Repeat, without any change, the entries presented below.
· · ·
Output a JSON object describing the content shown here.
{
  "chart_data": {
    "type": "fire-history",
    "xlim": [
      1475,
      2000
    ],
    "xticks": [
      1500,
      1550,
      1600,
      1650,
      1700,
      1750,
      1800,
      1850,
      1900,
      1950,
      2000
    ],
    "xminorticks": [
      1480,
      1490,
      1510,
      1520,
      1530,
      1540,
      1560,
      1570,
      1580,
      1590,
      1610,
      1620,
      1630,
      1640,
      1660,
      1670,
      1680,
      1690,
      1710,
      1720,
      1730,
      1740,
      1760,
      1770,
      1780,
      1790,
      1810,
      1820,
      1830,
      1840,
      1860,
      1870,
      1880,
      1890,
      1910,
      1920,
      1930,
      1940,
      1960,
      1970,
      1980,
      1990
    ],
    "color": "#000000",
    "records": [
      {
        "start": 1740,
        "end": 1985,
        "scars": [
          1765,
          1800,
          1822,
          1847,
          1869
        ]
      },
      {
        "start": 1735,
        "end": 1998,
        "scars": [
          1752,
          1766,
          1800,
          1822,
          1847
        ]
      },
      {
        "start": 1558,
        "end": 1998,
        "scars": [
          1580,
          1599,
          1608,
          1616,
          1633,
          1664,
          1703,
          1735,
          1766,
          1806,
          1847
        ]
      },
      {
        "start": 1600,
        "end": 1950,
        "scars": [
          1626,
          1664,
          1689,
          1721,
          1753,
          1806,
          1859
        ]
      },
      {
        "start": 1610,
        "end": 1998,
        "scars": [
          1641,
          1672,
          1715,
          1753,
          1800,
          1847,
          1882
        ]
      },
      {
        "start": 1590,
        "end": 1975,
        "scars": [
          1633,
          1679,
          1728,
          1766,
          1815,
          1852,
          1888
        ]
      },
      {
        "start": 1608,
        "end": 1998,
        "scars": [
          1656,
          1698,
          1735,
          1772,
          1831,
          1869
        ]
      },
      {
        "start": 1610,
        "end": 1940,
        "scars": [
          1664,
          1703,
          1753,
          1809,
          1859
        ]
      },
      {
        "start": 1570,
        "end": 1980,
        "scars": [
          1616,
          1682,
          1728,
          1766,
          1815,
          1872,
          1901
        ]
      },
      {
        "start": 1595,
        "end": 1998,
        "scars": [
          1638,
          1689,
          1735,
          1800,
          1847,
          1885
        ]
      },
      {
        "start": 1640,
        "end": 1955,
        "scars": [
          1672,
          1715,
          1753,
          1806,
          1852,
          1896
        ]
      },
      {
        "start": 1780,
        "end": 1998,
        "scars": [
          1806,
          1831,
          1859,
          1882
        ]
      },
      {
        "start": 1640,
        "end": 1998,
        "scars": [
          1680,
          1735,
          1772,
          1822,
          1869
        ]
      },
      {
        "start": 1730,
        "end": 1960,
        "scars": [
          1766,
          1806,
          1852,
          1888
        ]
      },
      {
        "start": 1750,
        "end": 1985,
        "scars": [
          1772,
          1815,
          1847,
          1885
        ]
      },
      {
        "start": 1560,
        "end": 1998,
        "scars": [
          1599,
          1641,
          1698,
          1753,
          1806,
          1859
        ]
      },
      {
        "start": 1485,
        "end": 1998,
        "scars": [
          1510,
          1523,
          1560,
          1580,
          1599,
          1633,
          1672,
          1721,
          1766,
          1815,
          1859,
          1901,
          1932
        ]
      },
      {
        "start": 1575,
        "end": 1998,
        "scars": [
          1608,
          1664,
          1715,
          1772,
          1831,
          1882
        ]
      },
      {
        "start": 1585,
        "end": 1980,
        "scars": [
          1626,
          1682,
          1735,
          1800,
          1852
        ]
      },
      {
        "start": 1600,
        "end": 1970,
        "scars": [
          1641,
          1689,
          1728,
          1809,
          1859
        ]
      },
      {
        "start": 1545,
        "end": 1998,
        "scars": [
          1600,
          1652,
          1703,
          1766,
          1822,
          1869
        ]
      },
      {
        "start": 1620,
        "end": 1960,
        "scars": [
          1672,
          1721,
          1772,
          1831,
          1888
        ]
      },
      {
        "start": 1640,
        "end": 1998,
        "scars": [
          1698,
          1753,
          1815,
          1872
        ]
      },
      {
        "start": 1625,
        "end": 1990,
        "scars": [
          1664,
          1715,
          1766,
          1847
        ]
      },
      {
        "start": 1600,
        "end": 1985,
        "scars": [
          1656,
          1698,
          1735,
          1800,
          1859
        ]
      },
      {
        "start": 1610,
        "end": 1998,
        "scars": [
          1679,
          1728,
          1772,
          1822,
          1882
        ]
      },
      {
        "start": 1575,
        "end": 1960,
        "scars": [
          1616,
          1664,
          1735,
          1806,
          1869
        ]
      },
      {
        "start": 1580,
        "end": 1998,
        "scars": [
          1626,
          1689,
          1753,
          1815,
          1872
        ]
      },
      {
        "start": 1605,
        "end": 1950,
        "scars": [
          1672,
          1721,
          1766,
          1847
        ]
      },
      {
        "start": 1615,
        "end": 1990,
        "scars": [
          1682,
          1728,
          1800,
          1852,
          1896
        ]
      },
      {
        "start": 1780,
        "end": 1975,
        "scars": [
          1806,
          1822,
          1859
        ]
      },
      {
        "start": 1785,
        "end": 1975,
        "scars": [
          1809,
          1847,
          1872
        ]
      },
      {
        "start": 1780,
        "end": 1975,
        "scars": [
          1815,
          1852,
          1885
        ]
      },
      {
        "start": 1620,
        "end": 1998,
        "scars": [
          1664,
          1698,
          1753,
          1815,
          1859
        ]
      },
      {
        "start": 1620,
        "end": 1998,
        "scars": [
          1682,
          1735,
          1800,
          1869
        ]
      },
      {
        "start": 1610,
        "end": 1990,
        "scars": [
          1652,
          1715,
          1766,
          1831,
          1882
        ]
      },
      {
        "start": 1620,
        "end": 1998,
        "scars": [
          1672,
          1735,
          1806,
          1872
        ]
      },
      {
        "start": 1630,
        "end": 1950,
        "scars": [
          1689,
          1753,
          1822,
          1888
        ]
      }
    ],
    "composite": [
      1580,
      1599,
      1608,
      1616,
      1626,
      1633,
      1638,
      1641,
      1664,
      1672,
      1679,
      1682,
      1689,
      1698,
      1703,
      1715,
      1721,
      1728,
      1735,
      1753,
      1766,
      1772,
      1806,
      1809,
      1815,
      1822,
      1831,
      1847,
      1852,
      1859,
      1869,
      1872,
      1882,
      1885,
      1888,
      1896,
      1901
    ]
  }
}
· · ·
== WRITTEN SOLUTION ==
Output a JSON object describing the content shown here.
{
  "chart_data": {
    "type": "fire-history",
    "xlim": [
      1475,
      2000
    ],
    "xticks": [
      1500,
      1550,
      1600,
      1650,
      1700,
      1750,
      1800,
      1850,
      1900,
      1950,
      2000
    ],
    "xminorticks": [
      1480,
      1490,
      1510,
      1520,
      1530,
      1540,
      1560,
      1570,
      1580,
      1590,
      1610,
      1620,
      1630,
      1640,
      1660,
      1670,
      1680,
      1690,
      1710,
      1720,
      1730,
      1740,
      1760,
      1770,
      1780,
      1790,
      1810,
      1820,
      1830,
      1840,
      1860,
      1870,
      1880,
      1890,
      1910,
      1920,
      1930,
      1940,
      1960,
      1970,
      1980,
      1990
    ],
    "color": "#000000",
    "records": [
      {
        "start": 1740,
        "end": 1985,
        "scars": [
          1765,
          1800,
          1822,
          1847,
          1869
        ]
      },
      {
        "start": 1735,
        "end": 1998,
        "scars": [
          1752,
          1766,
          1800,
          1822,
          1847
        ]
      },
      {
        "start": 1558,
        "end": 1998,
        "scars": [
          1580,
          1599,
          1608,
          1616,
          1633,
          1664,
          1703,
          1735,
          1766,
          1806,
          1847
        ]
      },
      {
        "start": 1600,
        "end": 1950,
        "scars": [
          1626,
          1664,
          1689,
          1721,
          1753,
          1806,
          1859
        ]
      },
      {
        "start": 1610,
        "end": 1998,
        "scars": [
          1641,
          1672,
          1715,
          1753,
          1800,
          1847,
          1882
        ]
      },
      {
        "start": 1590,
        "end": 1975,
        "scars": [
          1633,
          1679,
          1728,
          1766,
          1815,
          1852,
          1888
        ]
      },
      {
        "start": 1608,
        "end": 1998,
        "scars": [
          1656,
          1698,
          1735,
          1772,
          1831,
          1869
        ]
      },
      {
        "start": 1610,
        "end": 1940,
        "scars": [
          1664,
          1703,
          1753,
          1809,
          1859
        ]
      },
      {
        "start": 1570,
        "end": 1980,
        "scars": [
          1616,
          1682,
          1728,
          1766,
          1815,
          1872,
          1901
        ]
      },
      {
        "start": 1595,
        "end": 1998,
        "scars": [
          1638,
          1689,
          1735,
          1800,
          1847,
          1885
        ]
      },
      {
        "start": 1640,
        "end": 1955,
        "scars": [
          1672,
          1715,
          1753,
          1806,
          1852,
          1896
        ]
      },
      {
        "start": 1780,
        "end": 1998,
        "scars": [
          1806,
          1831,
          1859,
          1882
        ]
      },
      {
        "start": 1640,
        "end": 1998,
        "scars": [
          1680,
          1735,
          1772,
          1822,
          1869
        ]
      },
      {
        "start": 1730,
        "end": 1960,
        "scars": [
          1766,
          1806,
          1852,
          1888
        ]
      },
      {
        "start": 1750,
        "end": 1985,
        "scars": [
          1772,
          1815,
          1847,
          1885
        ]
      },
      {
        "start": 1560,
        "end": 1998,
        "scars": [
          1599,
          1641,
          1698,
          1753,
          1806,
          1859
        ]
      },
      {
        "start": 1485,
        "end": 1998,
        "scars": [
          1510,
          1523,
          1560,
          1580,
          1599,
          1633,
          1672,
          1721,
          1766,
          1815,
          1859,
          1901,
          1932
        ]
      },
      {
        "start": 1575,
        "end": 1998,
        "scars": [
          1608,
          1664,
          1715,
          1772,
          1831,
          1882
        ]
      },
      {
        "start": 1585,
        "end": 1980,
        "scars": [
          1626,
          1682,
          1735,
          1800,
          1852
        ]
      },
      {
        "start": 1600,
        "end": 1970,
        "scars": [
          1641,
          1689,
          1728,
          1809,
          1859
        ]
      },
      {
        "start": 1545,
        "end": 1998,
        "scars": [
          1600,
          1652,
          1703,
          1766,
          1822,
          1869
        ]
      },
      {
        "start": 1620,
        "end": 1960,
        "scars": [
          1672,
          1721,
          1772,
          1831,
          1888
        ]
      },
      {
        "start": 1640,
        "end": 1998,
        "scars": [
          1698,
          1753,
          1815,
          1872
        ]
      },
      {
        "start": 1625,
        "end": 1990,
        "scars": [
          1664,
          1715,
          1766,
          1847
        ]
      },
      {
        "start": 1600,
        "end": 1985,
        "scars": [
          1656,
          1698,
          1735,
          1800,
          1859
        ]
      },
      {
        "start": 1610,
        "end": 1998,
        "scars": [
          1679,
          1728,
          1772,
          1822,
          1882
        ]
      },
      {
        "start": 1575,
        "end": 1960,
        "scars": [
          1616,
          1664,
          1735,
          1806,
          1869
        ]
      },
      {
        "start": 1580,
        "end": 1998,
        "scars": [
          1626,
          1689,
          1753,
          1815,
          1872
        ]
      },
      {
        "start": 1605,
        "end": 1950,
        "scars": [
          1672,
          1721,
          1766,
          1847
        ]
      },
      {
        "start": 1615,
        "end": 1990,
        "scars": [
          1682,
          1728,
          1800,
          1852,
          1896
        ]
      },
      {
        "start": 1780,
        "end": 1975,
        "scars": [
          1806,
          1822,
          1859
        ]
      },
      {
        "start": 1785,
        "end": 1975,
        "scars": [
          1809,
          1847,
          1872
        ]
      },
      {
        "start": 1780,
        "end": 1975,
        "scars": [
          1815,
          1852,
          1885
        ]
      },
      {
        "start": 1620,
        "end": 1998,
        "scars": [
          1664,
          1698,
          1753,
          1815,
          1859
        ]
      },
      {
        "start": 1620,
        "end": 1998,
        "scars": [
          1682,
          1735,
          1800,
          1869
        ]
      },
      {
        "start": 1610,
        "end": 1990,
        "scars": [
          1652,
          1715,
          1766,
          1831,
          1882
        ]
      },
      {
        "start": 1620,
        "end": 1998,
        "scars": [
          1672,
          1735,
          1806,
          1872
        ]
      },
      {
        "start": 1630,
        "end": 1950,
        "scars": [
          1689,
          1753,
          1822,
          1888
        ]
      }
    ],
    "composite": [
      1580,
      1599,
      1608,
      1616,
      1626,
      1633,
      1638,
      1641,
      1664,
      1672,
      1679,
      1682,
      1689,
      1698,
      1703,
      1715,
      1721,
      1728,
      1735,
      1753,
      1766,
      1772,
      1806,
      1809,
      1815,
      1822,
      1831,
      1847,
      1852,
      1859,
      1869,
      1872,
      1882,
      1885,
      1888,
      1896,
      1901
    ]
  }
}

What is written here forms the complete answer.